- _GOAL OF THE EXERCISE_
Write out the data below exactly as given, without any of its pictures.
══ DATA SECTION ══
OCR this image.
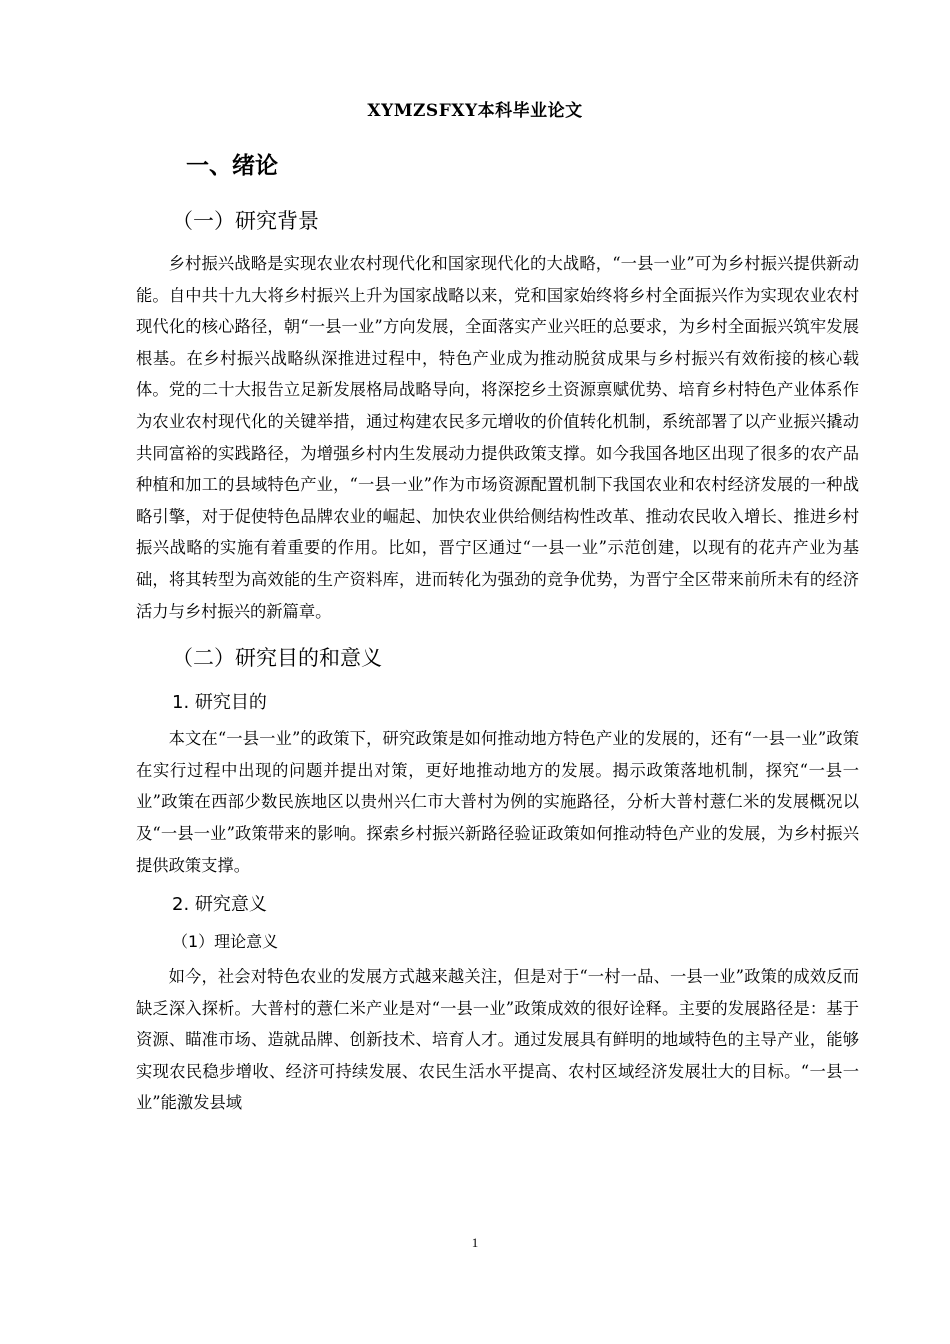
XYMZSFXY本科毕业论文
一、绪论
（一）研究背景

乡村振兴战略是实现农业农村现代化和国家现代化的大战略，“一县一业”可为乡村振兴提供新动能。自中共十九大将乡村振兴上升为国家战略以来，党和国家始终将乡村全面振兴作为实现农业农村现代化的核心路径，朝“一县一业”方向发展，全面落实产业兴旺的总要求，为乡村全面振兴筑牢发展根基。在乡村振兴战略纵深推进过程中，特色产业成为推动脱贫成果与乡村振兴有效衔接的核心载体。党的二十大报告立足新发展格局战略导向，将深挖乡土资源禀赋优势、培育乡村特色产业体系作为农业农村现代化的关键举措，通过构建农民多元增收的价值转化机制，系统部署了以产业振兴撬动共同富裕的实践路径，为增强乡村内生发展动力提供政策支撑。如今我国各地区出现了很多的农产品种植和加工的县域特色产业，“一县一业”作为市场资源配置机制下我国农业和农村经济发展的一种战略引擎，对于促使特色品牌农业的崛起、加快农业供给侧结构性改革、推动农民收入增长、推进乡村振兴战略的实施有着重要的作用。比如，晋宁区通过“一县一业”示范创建，以现有的花卉产业为基础，将其转型为高效能的生产资料库，进而转化为强劲的竞争优势，为晋宁全区带来前所未有的经济活力与乡村振兴的新篇章。

（二）研究目的和意义
1. 研究目的

本文在“一县一业”的政策下，研究政策是如何推动地方特色产业的发展的，还有“一县一业”政策在实行过程中出现的问题并提出对策，更好地推动地方的发展。揭示政策落地机制，探究“一县一业”政策在西部少数民族地区以贵州兴仁市大普村为例的实施路径，分析大普村薏仁米的发展概况以及“一县一业”政策带来的影响。探索乡村振兴新路径验证政策如何推动特色产业的发展，为乡村振兴提供政策支撑。

2. 研究意义
（1）理论意义

如今，社会对特色农业的发展方式越来越关注，但是对于“一村一品、一县一业”政策的成效反而缺乏深入探析。大普村的薏仁米产业是对“一县一业”政策成效的很好诠释。主要的发展路径是：基于资源、瞄准市场、造就品牌、创新技术、培育人才。通过发展具有鲜明的地域特色的主导产业，能够实现农民稳步增收、经济可持续发展、农民生活水平提高、农村区域经济发展壮大的目标。“一县一业”能激发县域

1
═══
- _EXERCISE RESPONSE_
OCR this image.
XYMZSFXY本科毕业论文
一、绪论
（一）研究背景

乡村振兴战略是实现农业农村现代化和国家现代化的大战略，“一县一业”可为乡村振兴提供新动能。自中共十九大将乡村振兴上升为国家战略以来，党和国家始终将乡村全面振兴作为实现农业农村现代化的核心路径，朝“一县一业”方向发展，全面落实产业兴旺的总要求，为乡村全面振兴筑牢发展根基。在乡村振兴战略纵深推进过程中，特色产业成为推动脱贫成果与乡村振兴有效衔接的核心载体。党的二十大报告立足新发展格局战略导向，将深挖乡土资源禀赋优势、培育乡村特色产业体系作为农业农村现代化的关键举措，通过构建农民多元增收的价值转化机制，系统部署了以产业振兴撬动共同富裕的实践路径，为增强乡村内生发展动力提供政策支撑。如今我国各地区出现了很多的农产品种植和加工的县域特色产业，“一县一业”作为市场资源配置机制下我国农业和农村经济发展的一种战略引擎，对于促使特色品牌农业的崛起、加快农业供给侧结构性改革、推动农民收入增长、推进乡村振兴战略的实施有着重要的作用。比如，晋宁区通过“一县一业”示范创建，以现有的花卉产业为基础，将其转型为高效能的生产资料库，进而转化为强劲的竞争优势，为晋宁全区带来前所未有的经济活力与乡村振兴的新篇章。

（二）研究目的和意义
1. 研究目的

本文在“一县一业”的政策下，研究政策是如何推动地方特色产业的发展的，还有“一县一业”政策在实行过程中出现的问题并提出对策，更好地推动地方的发展。揭示政策落地机制，探究“一县一业”政策在西部少数民族地区以贵州兴仁市大普村为例的实施路径，分析大普村薏仁米的发展概况以及“一县一业”政策带来的影响。探索乡村振兴新路径验证政策如何推动特色产业的发展，为乡村振兴提供政策支撑。

2. 研究意义
（1）理论意义

如今，社会对特色农业的发展方式越来越关注，但是对于“一村一品、一县一业”政策的成效反而缺乏深入探析。大普村的薏仁米产业是对“一县一业”政策成效的很好诠释。主要的发展路径是：基于资源、瞄准市场、造就品牌、创新技术、培育人才。通过发展具有鲜明的地域特色的主导产业，能够实现农民稳步增收、经济可持续发展、农民生活水平提高、农村区域经济发展壮大的目标。“一县一业”能激发县域

1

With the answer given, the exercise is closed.